EXERCISE GOAL:
Lines holding the string "driver" are the ones to copy; find them all in the data.

Data entries
-- begin --
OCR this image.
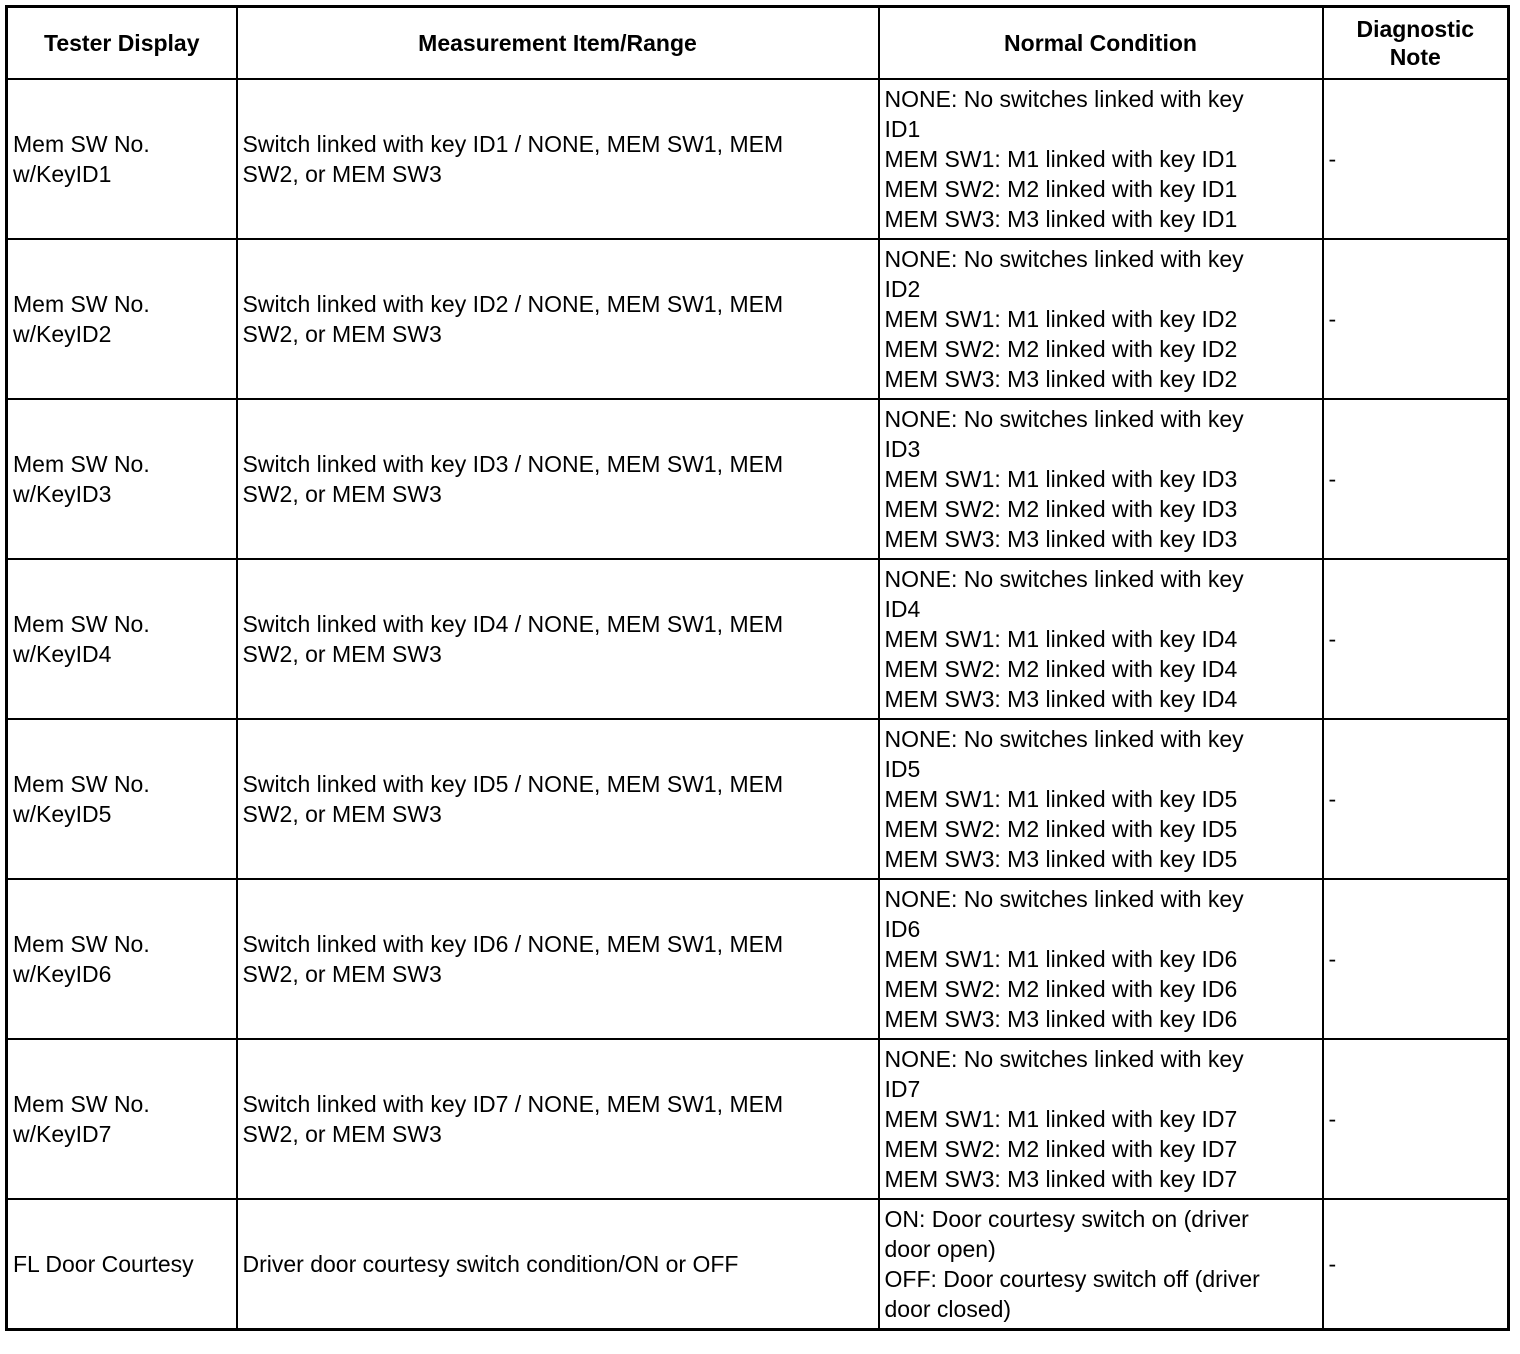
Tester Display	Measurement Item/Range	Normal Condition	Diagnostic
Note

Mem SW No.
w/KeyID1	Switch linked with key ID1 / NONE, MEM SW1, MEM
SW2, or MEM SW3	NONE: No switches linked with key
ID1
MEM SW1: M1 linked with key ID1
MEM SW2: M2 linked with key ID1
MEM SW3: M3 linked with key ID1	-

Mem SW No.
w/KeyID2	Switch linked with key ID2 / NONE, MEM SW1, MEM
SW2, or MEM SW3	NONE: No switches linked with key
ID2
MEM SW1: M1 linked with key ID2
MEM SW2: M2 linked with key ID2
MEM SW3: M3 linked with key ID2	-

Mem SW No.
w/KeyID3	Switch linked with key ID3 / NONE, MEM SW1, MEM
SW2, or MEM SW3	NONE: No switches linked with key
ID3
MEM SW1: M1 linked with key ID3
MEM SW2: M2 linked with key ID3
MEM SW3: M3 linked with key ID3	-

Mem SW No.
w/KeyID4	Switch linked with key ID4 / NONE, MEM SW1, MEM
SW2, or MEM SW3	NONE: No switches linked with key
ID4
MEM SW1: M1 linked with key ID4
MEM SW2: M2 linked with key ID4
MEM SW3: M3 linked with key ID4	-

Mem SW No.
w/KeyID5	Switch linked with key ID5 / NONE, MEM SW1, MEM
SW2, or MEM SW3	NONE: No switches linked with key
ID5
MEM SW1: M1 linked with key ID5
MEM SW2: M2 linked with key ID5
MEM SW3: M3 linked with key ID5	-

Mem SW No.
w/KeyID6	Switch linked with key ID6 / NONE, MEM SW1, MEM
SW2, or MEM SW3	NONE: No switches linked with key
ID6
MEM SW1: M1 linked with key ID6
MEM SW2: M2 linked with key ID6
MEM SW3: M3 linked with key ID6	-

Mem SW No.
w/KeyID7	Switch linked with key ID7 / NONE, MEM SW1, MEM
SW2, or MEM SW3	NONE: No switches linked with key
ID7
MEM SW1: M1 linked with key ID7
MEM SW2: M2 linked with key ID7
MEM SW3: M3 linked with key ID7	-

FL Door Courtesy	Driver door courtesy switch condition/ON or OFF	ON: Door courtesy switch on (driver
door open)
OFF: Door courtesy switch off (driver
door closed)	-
-- end --
SOLUTION TO THIS PROBLEM:
FL Door Courtesy	Driver door courtesy switch condition/ON or OFF	ON: Door courtesy switch on (driver
OFF: Door courtesy switch off (driver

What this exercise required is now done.